§ **Exercise prompt**:
Give every line of the material again, exactly as written.

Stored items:
----------
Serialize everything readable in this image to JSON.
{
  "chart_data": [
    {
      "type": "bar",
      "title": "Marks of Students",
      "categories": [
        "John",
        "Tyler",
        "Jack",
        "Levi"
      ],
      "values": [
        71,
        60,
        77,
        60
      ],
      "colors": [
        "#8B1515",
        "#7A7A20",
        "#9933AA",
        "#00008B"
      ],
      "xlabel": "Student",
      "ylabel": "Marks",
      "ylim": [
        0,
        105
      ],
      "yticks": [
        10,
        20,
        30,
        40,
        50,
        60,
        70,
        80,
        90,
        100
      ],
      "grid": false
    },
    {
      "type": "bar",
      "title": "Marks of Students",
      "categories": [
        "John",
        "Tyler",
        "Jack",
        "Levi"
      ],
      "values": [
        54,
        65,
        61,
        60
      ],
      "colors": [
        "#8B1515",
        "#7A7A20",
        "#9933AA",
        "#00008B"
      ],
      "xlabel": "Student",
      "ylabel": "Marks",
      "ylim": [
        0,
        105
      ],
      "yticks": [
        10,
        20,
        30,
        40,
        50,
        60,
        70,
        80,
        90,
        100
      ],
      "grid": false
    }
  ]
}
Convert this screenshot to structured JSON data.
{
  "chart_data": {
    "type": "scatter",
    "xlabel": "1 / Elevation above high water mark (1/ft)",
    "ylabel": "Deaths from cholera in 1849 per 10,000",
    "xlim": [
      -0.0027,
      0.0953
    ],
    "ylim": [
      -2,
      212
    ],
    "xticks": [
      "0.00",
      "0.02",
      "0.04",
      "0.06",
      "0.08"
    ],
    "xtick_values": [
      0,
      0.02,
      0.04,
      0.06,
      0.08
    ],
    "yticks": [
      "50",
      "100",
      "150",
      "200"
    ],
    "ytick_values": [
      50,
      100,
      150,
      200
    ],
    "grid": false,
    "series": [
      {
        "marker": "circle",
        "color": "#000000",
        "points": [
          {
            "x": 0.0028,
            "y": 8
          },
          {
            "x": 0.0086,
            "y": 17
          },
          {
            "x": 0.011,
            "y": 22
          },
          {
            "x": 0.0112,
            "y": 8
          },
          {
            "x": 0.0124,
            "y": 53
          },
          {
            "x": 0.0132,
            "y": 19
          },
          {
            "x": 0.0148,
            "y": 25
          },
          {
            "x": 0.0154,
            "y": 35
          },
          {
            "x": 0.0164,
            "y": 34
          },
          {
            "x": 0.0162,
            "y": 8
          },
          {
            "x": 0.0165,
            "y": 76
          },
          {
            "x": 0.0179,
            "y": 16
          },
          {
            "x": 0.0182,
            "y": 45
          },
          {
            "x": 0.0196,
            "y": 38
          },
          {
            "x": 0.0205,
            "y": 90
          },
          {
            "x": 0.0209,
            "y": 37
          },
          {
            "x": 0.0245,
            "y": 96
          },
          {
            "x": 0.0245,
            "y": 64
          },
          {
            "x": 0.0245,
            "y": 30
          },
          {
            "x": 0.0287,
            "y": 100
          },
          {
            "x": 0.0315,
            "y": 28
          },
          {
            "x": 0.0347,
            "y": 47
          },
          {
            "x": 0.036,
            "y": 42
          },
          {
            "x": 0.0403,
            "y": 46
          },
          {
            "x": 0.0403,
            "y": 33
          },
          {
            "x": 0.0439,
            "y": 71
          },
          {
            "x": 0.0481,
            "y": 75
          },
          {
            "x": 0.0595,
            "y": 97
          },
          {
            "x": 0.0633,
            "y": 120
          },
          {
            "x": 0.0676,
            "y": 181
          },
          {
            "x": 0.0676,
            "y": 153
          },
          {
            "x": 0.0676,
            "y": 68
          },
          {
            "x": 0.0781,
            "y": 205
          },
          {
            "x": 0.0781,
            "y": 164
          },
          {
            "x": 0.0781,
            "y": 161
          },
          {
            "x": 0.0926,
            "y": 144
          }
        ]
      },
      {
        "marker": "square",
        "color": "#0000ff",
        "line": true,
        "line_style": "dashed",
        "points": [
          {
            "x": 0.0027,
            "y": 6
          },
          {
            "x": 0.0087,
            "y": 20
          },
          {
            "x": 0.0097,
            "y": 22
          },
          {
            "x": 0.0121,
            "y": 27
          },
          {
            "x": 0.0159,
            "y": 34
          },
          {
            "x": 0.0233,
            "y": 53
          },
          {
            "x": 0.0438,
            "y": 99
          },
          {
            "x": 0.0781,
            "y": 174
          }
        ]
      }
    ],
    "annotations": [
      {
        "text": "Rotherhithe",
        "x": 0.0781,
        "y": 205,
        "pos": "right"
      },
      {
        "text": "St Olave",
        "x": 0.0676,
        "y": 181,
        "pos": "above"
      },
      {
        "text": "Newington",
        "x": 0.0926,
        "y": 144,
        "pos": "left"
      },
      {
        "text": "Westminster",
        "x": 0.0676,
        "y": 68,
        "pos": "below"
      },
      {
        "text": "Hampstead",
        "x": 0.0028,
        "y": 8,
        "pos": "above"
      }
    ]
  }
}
----------
§ **Full solution**:
Serialize everything readable in this image to JSON.
{
  "chart_data": [
    {
      "type": "bar",
      "title": "Marks of Students",
      "categories": [
        "John",
        "Tyler",
        "Jack",
        "Levi"
      ],
      "values": [
        71,
        60,
        77,
        60
      ],
      "colors": [
        "#8B1515",
        "#7A7A20",
        "#9933AA",
        "#00008B"
      ],
      "xlabel": "Student",
      "ylabel": "Marks",
      "ylim": [
        0,
        105
      ],
      "yticks": [
        10,
        20,
        30,
        40,
        50,
        60,
        70,
        80,
        90,
        100
      ],
      "grid": false
    },
    {
      "type": "bar",
      "title": "Marks of Students",
      "categories": [
        "John",
        "Tyler",
        "Jack",
        "Levi"
      ],
      "values": [
        54,
        65,
        61,
        60
      ],
      "colors": [
        "#8B1515",
        "#7A7A20",
        "#9933AA",
        "#00008B"
      ],
      "xlabel": "Student",
      "ylabel": "Marks",
      "ylim": [
        0,
        105
      ],
      "yticks": [
        10,
        20,
        30,
        40,
        50,
        60,
        70,
        80,
        90,
        100
      ],
      "grid": false
    }
  ]
}
Convert this screenshot to structured JSON data.
{
  "chart_data": {
    "type": "scatter",
    "xlabel": "1 / Elevation above high water mark (1/ft)",
    "ylabel": "Deaths from cholera in 1849 per 10,000",
    "xlim": [
      -0.0027,
      0.0953
    ],
    "ylim": [
      -2,
      212
    ],
    "xticks": [
      "0.00",
      "0.02",
      "0.04",
      "0.06",
      "0.08"
    ],
    "xtick_values": [
      0,
      0.02,
      0.04,
      0.06,
      0.08
    ],
    "yticks": [
      "50",
      "100",
      "150",
      "200"
    ],
    "ytick_values": [
      50,
      100,
      150,
      200
    ],
    "grid": false,
    "series": [
      {
        "marker": "circle",
        "color": "#000000",
        "points": [
          {
            "x": 0.0028,
            "y": 8
          },
          {
            "x": 0.0086,
            "y": 17
          },
          {
            "x": 0.011,
            "y": 22
          },
          {
            "x": 0.0112,
            "y": 8
          },
          {
            "x": 0.0124,
            "y": 53
          },
          {
            "x": 0.0132,
            "y": 19
          },
          {
            "x": 0.0148,
            "y": 25
          },
          {
            "x": 0.0154,
            "y": 35
          },
          {
            "x": 0.0164,
            "y": 34
          },
          {
            "x": 0.0162,
            "y": 8
          },
          {
            "x": 0.0165,
            "y": 76
          },
          {
            "x": 0.0179,
            "y": 16
          },
          {
            "x": 0.0182,
            "y": 45
          },
          {
            "x": 0.0196,
            "y": 38
          },
          {
            "x": 0.0205,
            "y": 90
          },
          {
            "x": 0.0209,
            "y": 37
          },
          {
            "x": 0.0245,
            "y": 96
          },
          {
            "x": 0.0245,
            "y": 64
          },
          {
            "x": 0.0245,
            "y": 30
          },
          {
            "x": 0.0287,
            "y": 100
          },
          {
            "x": 0.0315,
            "y": 28
          },
          {
            "x": 0.0347,
            "y": 47
          },
          {
            "x": 0.036,
            "y": 42
          },
          {
            "x": 0.0403,
            "y": 46
          },
          {
            "x": 0.0403,
            "y": 33
          },
          {
            "x": 0.0439,
            "y": 71
          },
          {
            "x": 0.0481,
            "y": 75
          },
          {
            "x": 0.0595,
            "y": 97
          },
          {
            "x": 0.0633,
            "y": 120
          },
          {
            "x": 0.0676,
            "y": 181
          },
          {
            "x": 0.0676,
            "y": 153
          },
          {
            "x": 0.0676,
            "y": 68
          },
          {
            "x": 0.0781,
            "y": 205
          },
          {
            "x": 0.0781,
            "y": 164
          },
          {
            "x": 0.0781,
            "y": 161
          },
          {
            "x": 0.0926,
            "y": 144
          }
        ]
      },
      {
        "marker": "square",
        "color": "#0000ff",
        "line": true,
        "line_style": "dashed",
        "points": [
          {
            "x": 0.0027,
            "y": 6
          },
          {
            "x": 0.0087,
            "y": 20
          },
          {
            "x": 0.0097,
            "y": 22
          },
          {
            "x": 0.0121,
            "y": 27
          },
          {
            "x": 0.0159,
            "y": 34
          },
          {
            "x": 0.0233,
            "y": 53
          },
          {
            "x": 0.0438,
            "y": 99
          },
          {
            "x": 0.0781,
            "y": 174
          }
        ]
      }
    ],
    "annotations": [
      {
        "text": "Rotherhithe",
        "x": 0.0781,
        "y": 205,
        "pos": "right"
      },
      {
        "text": "St Olave",
        "x": 0.0676,
        "y": 181,
        "pos": "above"
      },
      {
        "text": "Newington",
        "x": 0.0926,
        "y": 144,
        "pos": "left"
      },
      {
        "text": "Westminster",
        "x": 0.0676,
        "y": 68,
        "pos": "below"
      },
      {
        "text": "Hampstead",
        "x": 0.0028,
        "y": 8,
        "pos": "above"
      }
    ]
  }
}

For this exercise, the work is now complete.